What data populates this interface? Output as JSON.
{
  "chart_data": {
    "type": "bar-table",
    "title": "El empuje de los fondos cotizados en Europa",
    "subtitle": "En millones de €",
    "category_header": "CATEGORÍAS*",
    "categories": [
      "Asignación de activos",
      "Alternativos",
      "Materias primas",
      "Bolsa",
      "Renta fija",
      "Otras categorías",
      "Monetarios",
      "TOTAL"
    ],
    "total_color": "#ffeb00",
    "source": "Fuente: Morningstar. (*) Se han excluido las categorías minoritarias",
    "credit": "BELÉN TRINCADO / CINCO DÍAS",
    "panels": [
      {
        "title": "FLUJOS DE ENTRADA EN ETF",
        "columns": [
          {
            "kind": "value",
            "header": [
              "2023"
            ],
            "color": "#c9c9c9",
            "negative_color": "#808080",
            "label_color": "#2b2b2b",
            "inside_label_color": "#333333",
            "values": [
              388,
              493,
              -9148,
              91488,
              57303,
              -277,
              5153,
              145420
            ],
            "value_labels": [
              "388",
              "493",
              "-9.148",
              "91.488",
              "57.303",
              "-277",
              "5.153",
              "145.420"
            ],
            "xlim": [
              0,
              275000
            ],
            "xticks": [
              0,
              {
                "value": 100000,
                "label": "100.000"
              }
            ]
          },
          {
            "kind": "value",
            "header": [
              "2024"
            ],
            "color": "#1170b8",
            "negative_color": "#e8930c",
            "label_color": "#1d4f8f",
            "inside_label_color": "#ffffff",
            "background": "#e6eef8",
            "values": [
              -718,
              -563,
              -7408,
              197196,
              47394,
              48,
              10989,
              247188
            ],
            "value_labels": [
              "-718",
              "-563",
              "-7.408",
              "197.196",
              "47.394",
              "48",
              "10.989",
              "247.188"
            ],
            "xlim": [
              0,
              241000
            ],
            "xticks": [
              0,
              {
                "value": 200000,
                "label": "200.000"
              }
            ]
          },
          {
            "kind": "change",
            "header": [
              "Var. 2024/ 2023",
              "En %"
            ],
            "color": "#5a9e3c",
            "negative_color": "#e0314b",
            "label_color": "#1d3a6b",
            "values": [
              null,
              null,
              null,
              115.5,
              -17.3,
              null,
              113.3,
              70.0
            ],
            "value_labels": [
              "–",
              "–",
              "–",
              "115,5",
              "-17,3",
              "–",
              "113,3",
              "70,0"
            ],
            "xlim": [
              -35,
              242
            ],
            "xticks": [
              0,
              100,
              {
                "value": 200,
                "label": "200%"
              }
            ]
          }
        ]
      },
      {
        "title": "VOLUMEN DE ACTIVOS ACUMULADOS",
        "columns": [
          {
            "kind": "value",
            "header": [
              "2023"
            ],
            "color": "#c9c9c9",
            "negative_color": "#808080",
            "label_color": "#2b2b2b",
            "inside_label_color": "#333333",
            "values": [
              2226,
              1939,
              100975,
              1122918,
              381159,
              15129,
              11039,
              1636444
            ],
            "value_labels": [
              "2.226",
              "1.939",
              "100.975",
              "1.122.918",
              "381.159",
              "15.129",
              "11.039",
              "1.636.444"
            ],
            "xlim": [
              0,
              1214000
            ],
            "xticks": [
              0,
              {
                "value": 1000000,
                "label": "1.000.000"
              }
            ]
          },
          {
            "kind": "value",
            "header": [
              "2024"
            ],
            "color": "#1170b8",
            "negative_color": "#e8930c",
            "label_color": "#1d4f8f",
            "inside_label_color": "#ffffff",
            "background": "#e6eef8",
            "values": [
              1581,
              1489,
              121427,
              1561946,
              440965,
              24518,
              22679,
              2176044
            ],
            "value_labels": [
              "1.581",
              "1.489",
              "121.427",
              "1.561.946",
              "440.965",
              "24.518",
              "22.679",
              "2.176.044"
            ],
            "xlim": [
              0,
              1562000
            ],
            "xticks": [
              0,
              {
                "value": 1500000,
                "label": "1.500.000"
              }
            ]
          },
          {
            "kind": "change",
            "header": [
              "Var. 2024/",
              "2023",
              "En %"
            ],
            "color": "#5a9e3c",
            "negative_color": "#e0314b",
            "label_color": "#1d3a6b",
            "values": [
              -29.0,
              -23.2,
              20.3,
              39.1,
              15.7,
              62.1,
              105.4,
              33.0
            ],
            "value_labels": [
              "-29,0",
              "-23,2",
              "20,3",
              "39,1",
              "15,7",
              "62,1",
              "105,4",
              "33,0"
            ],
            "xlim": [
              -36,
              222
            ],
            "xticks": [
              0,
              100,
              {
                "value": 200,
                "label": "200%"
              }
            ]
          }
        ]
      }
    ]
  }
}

[WRITTEN INSTRUCTION]
Print all the data exactly.

[RESULT OF THE TASK]
What data populates this interface? Output as JSON.
{
  "chart_data": {
    "type": "bar-table",
    "title": "El empuje de los fondos cotizados en Europa",
    "subtitle": "En millones de €",
    "category_header": "CATEGORÍAS*",
    "categories": [
      "Asignación de activos",
      "Alternativos",
      "Materias primas",
      "Bolsa",
      "Renta fija",
      "Otras categorías",
      "Monetarios",
      "TOTAL"
    ],
    "total_color": "#ffeb00",
    "source": "Fuente: Morningstar. (*) Se han excluido las categorías minoritarias",
    "credit": "BELÉN TRINCADO / CINCO DÍAS",
    "panels": [
      {
        "title": "FLUJOS DE ENTRADA EN ETF",
        "columns": [
          {
            "kind": "value",
            "header": [
              "2023"
            ],
            "color": "#c9c9c9",
            "negative_color": "#808080",
            "label_color": "#2b2b2b",
            "inside_label_color": "#333333",
            "values": [
              388,
              493,
              -9148,
              91488,
              57303,
              -277,
              5153,
              145420
            ],
            "value_labels": [
              "388",
              "493",
              "-9.148",
              "91.488",
              "57.303",
              "-277",
              "5.153",
              "145.420"
            ],
            "xlim": [
              0,
              275000
            ],
            "xticks": [
              0,
              {
                "value": 100000,
                "label": "100.000"
              }
            ]
          },
          {
            "kind": "value",
            "header": [
              "2024"
            ],
            "color": "#1170b8",
            "negative_color": "#e8930c",
            "label_color": "#1d4f8f",
            "inside_label_color": "#ffffff",
            "background": "#e6eef8",
            "values": [
              -718,
              -563,
              -7408,
              197196,
              47394,
              48,
              10989,
              247188
            ],
            "value_labels": [
              "-718",
              "-563",
              "-7.408",
              "197.196",
              "47.394",
              "48",
              "10.989",
              "247.188"
            ],
            "xlim": [
              0,
              241000
            ],
            "xticks": [
              0,
              {
                "value": 200000,
                "label": "200.000"
              }
            ]
          },
          {
            "kind": "change",
            "header": [
              "Var. 2024/ 2023",
              "En %"
            ],
            "color": "#5a9e3c",
            "negative_color": "#e0314b",
            "label_color": "#1d3a6b",
            "values": [
              null,
              null,
              null,
              115.5,
              -17.3,
              null,
              113.3,
              70.0
            ],
            "value_labels": [
              "–",
              "–",
              "–",
              "115,5",
              "-17,3",
              "–",
              "113,3",
              "70,0"
            ],
            "xlim": [
              -35,
              242
            ],
            "xticks": [
              0,
              100,
              {
                "value": 200,
                "label": "200%"
              }
            ]
          }
        ]
      },
      {
        "title": "VOLUMEN DE ACTIVOS ACUMULADOS",
        "columns": [
          {
            "kind": "value",
            "header": [
              "2023"
            ],
            "color": "#c9c9c9",
            "negative_color": "#808080",
            "label_color": "#2b2b2b",
            "inside_label_color": "#333333",
            "values": [
              2226,
              1939,
              100975,
              1122918,
              381159,
              15129,
              11039,
              1636444
            ],
            "value_labels": [
              "2.226",
              "1.939",
              "100.975",
              "1.122.918",
              "381.159",
              "15.129",
              "11.039",
              "1.636.444"
            ],
            "xlim": [
              0,
              1214000
            ],
            "xticks": [
              0,
              {
                "value": 1000000,
                "label": "1.000.000"
              }
            ]
          },
          {
            "kind": "value",
            "header": [
              "2024"
            ],
            "color": "#1170b8",
            "negative_color": "#e8930c",
            "label_color": "#1d4f8f",
            "inside_label_color": "#ffffff",
            "background": "#e6eef8",
            "values": [
              1581,
              1489,
              121427,
              1561946,
              440965,
              24518,
              22679,
              2176044
            ],
            "value_labels": [
              "1.581",
              "1.489",
              "121.427",
              "1.561.946",
              "440.965",
              "24.518",
              "22.679",
              "2.176.044"
            ],
            "xlim": [
              0,
              1562000
            ],
            "xticks": [
              0,
              {
                "value": 1500000,
                "label": "1.500.000"
              }
            ]
          },
          {
            "kind": "change",
            "header": [
              "Var. 2024/",
              "2023",
              "En %"
            ],
            "color": "#5a9e3c",
            "negative_color": "#e0314b",
            "label_color": "#1d3a6b",
            "values": [
              -29.0,
              -23.2,
              20.3,
              39.1,
              15.7,
              62.1,
              105.4,
              33.0
            ],
            "value_labels": [
              "-29,0",
              "-23,2",
              "20,3",
              "39,1",
              "15,7",
              "62,1",
              "105,4",
              "33,0"
            ],
            "xlim": [
              -36,
              222
            ],
            "xticks": [
              0,
              100,
              {
                "value": 200,
                "label": "200%"
              }
            ]
          }
        ]
      }
    ]
  }
}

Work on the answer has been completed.